- Conference: Far Western Conference
- Record: 5–4 (2–3 FWC)
- Head coach: Will Lotter (7th season);
- Captain: Dale Weishahn
- Home stadium: Toomey Field

= 1962 UC Davis Aggies football team =

American college football season

The 1962 UC Davis Aggies football team represented the University of California, Davis as a member of the Far Western Conference (FWC) during the 1962 NCAA College Division football season. Led by seventh-year head coach Will Lotter, the Aggies compiled an overall record of 5–4 with a mark of 2–3 in conference play, placing in a three-way tie for fourth in the FWC. The team outscored its opponents 131 to 110 for the season. The Aggies played home games at Toomey Field in Davis, California.

The UC Davis sports teams were commonly called the "Cal Aggies" from 1924 until the mid-1970s.

+ + + + +

REQUIRED WORK: Duplicate the passage of the 1962 UC Davis football text from "American college football" to "in Davis, California.". The listing that follows comes from a separate source unrelated to the 1962 UC Davis football text.

+ + + + +

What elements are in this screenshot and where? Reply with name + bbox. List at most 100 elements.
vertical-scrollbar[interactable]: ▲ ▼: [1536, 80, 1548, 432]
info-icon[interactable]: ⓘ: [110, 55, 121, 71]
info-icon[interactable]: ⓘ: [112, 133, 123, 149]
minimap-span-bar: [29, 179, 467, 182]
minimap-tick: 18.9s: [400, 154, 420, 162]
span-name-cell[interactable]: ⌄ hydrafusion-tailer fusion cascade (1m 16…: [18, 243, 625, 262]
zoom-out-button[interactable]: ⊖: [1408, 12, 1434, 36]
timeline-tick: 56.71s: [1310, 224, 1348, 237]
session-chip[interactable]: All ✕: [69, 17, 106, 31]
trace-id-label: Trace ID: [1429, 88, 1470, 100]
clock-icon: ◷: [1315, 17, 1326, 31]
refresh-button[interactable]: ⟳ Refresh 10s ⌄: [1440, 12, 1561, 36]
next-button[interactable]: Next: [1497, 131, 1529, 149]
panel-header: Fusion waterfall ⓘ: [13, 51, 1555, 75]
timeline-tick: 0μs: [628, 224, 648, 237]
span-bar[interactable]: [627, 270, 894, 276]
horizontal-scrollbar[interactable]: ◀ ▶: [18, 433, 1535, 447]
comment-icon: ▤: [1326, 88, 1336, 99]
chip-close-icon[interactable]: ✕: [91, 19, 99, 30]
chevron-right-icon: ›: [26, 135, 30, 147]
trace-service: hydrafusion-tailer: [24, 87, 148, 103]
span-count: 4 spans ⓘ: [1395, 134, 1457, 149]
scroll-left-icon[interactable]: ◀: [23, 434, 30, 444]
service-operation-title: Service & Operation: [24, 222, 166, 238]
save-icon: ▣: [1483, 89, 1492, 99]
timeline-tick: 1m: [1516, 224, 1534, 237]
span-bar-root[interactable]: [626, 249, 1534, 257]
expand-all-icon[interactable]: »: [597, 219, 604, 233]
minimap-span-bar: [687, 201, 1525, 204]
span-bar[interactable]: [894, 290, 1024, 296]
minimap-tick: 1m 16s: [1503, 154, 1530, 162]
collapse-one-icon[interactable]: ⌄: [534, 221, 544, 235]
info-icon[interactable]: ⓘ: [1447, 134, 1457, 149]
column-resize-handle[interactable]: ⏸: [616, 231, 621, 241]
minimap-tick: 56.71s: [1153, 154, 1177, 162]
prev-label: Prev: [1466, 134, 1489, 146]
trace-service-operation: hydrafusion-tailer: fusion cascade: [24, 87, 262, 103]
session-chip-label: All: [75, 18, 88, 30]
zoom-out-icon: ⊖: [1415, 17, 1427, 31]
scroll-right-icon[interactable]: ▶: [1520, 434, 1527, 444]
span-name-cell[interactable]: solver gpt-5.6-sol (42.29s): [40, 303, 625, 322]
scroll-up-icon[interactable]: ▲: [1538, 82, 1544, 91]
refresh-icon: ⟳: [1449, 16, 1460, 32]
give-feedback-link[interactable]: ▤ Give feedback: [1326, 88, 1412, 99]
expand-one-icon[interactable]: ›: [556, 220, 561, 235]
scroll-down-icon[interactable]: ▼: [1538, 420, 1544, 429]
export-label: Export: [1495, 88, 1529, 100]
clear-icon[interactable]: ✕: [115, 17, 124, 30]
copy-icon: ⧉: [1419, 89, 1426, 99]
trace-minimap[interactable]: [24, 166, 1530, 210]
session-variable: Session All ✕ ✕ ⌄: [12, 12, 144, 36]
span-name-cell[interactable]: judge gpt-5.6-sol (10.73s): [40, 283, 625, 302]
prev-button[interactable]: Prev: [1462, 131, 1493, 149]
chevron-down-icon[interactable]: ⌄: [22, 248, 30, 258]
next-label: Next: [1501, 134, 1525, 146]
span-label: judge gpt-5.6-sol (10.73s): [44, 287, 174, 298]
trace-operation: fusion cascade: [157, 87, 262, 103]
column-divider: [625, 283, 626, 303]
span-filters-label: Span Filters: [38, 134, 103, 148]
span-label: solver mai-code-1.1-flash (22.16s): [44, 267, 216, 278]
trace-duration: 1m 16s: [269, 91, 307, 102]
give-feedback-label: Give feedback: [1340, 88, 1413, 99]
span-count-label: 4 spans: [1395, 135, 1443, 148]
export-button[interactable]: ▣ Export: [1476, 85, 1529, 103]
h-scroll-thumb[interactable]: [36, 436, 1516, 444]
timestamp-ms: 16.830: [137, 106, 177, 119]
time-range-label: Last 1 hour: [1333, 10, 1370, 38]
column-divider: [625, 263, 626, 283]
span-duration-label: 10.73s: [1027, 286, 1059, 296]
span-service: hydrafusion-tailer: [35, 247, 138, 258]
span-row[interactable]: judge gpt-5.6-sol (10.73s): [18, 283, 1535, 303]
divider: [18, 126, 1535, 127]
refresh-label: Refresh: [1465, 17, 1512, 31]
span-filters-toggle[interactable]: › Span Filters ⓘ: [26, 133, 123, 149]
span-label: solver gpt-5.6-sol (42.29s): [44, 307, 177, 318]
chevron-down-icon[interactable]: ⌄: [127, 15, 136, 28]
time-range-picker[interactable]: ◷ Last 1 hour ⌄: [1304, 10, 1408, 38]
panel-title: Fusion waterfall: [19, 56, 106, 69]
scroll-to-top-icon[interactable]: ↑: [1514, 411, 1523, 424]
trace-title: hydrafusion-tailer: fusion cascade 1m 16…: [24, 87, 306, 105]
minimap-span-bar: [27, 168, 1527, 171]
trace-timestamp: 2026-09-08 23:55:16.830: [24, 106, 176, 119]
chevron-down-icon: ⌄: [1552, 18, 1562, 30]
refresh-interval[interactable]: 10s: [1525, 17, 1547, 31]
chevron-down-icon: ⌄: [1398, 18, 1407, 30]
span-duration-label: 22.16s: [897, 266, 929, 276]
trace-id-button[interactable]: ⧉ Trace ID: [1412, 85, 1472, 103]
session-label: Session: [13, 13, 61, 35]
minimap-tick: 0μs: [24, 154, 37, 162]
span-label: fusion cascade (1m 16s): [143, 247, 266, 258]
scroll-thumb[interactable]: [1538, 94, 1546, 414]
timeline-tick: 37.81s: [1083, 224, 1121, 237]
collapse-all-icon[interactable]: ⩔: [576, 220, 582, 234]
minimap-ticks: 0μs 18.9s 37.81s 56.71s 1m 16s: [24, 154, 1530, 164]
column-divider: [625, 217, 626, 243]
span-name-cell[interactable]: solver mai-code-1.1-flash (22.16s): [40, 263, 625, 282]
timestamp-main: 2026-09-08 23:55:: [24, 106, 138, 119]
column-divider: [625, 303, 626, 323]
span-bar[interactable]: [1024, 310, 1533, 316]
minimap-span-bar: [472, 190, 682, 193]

+ + + + +

WRITTEN SOLUTION:
American college football season

The 1962 UC Davis Aggies football team represented the University of California, Davis as a member of the Far Western Conference (FWC) during the 1962 NCAA College Division football season. Led by seventh-year head coach Will Lotter, the Aggies compiled an overall record of 5–4 with a mark of 2–3 in conference play, placing in a three-way tie for fourth in the FWC. The team outscored its opponents 131 to 110 for the season. The Aggies played home games at Toomey Field in Davis, California.